== TASK INPUTS

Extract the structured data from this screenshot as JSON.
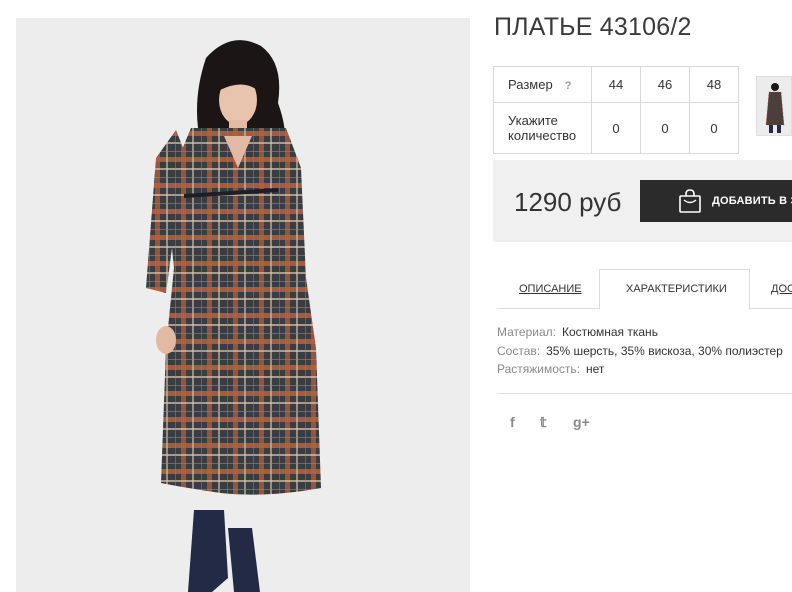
{
  "product": {
    "title": "ПЛАТЬЕ 43106/2"
  },
  "size_table": {
    "size_label": "Размер",
    "help": "?",
    "sizes": [
      "44",
      "46",
      "48"
    ],
    "qty_label_line1": "Укажите",
    "qty_label_line2": "количество",
    "quantities": [
      "0",
      "0",
      "0"
    ]
  },
  "purchase": {
    "price": "1290 руб",
    "add_button_label": "ДОБАВИТЬ В З"
  },
  "tabs": {
    "description": "ОПИСАНИЕ",
    "characteristics": "ХАРАКТЕРИСТИКИ",
    "delivery": "ДОС"
  },
  "specs": [
    {
      "key": "Материал:",
      "value": "Костюмная ткань"
    },
    {
      "key": "Состав:",
      "value": "35% шерсть, 35% вискоза, 30% полиэстер"
    },
    {
      "key": "Растяжимость:",
      "value": "нет"
    }
  ],
  "social": {
    "facebook": "f",
    "twitter": "𝕥",
    "googleplus": "g+"
  },
  "colors": {
    "button_bg": "#2b2b2b",
    "buy_box_bg": "#f0f0f0",
    "photo_bg": "#ededed"
  }
}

====

## JOB
Print out the material word for word, omitting the pictures.

## FINISHED TASK
Extract the structured data from this screenshot as JSON.
{
  "product": {
    "title": "ПЛАТЬЕ 43106/2"
  },
  "size_table": {
    "size_label": "Размер",
    "help": "?",
    "sizes": [
      "44",
      "46",
      "48"
    ],
    "qty_label_line1": "Укажите",
    "qty_label_line2": "количество",
    "quantities": [
      "0",
      "0",
      "0"
    ]
  },
  "purchase": {
    "price": "1290 руб",
    "add_button_label": "ДОБАВИТЬ В З"
  },
  "tabs": {
    "description": "ОПИСАНИЕ",
    "characteristics": "ХАРАКТЕРИСТИКИ",
    "delivery": "ДОС"
  },
  "specs": [
    {
      "key": "Материал:",
      "value": "Костюмная ткань"
    },
    {
      "key": "Состав:",
      "value": "35% шерсть, 35% вискоза, 30% полиэстер"
    },
    {
      "key": "Растяжимость:",
      "value": "нет"
    }
  ],
  "social": {
    "facebook": "f",
    "twitter": "𝕥",
    "googleplus": "g+"
  },
  "colors": {
    "button_bg": "#2b2b2b",
    "buy_box_bg": "#f0f0f0",
    "photo_bg": "#ededed"
  }
}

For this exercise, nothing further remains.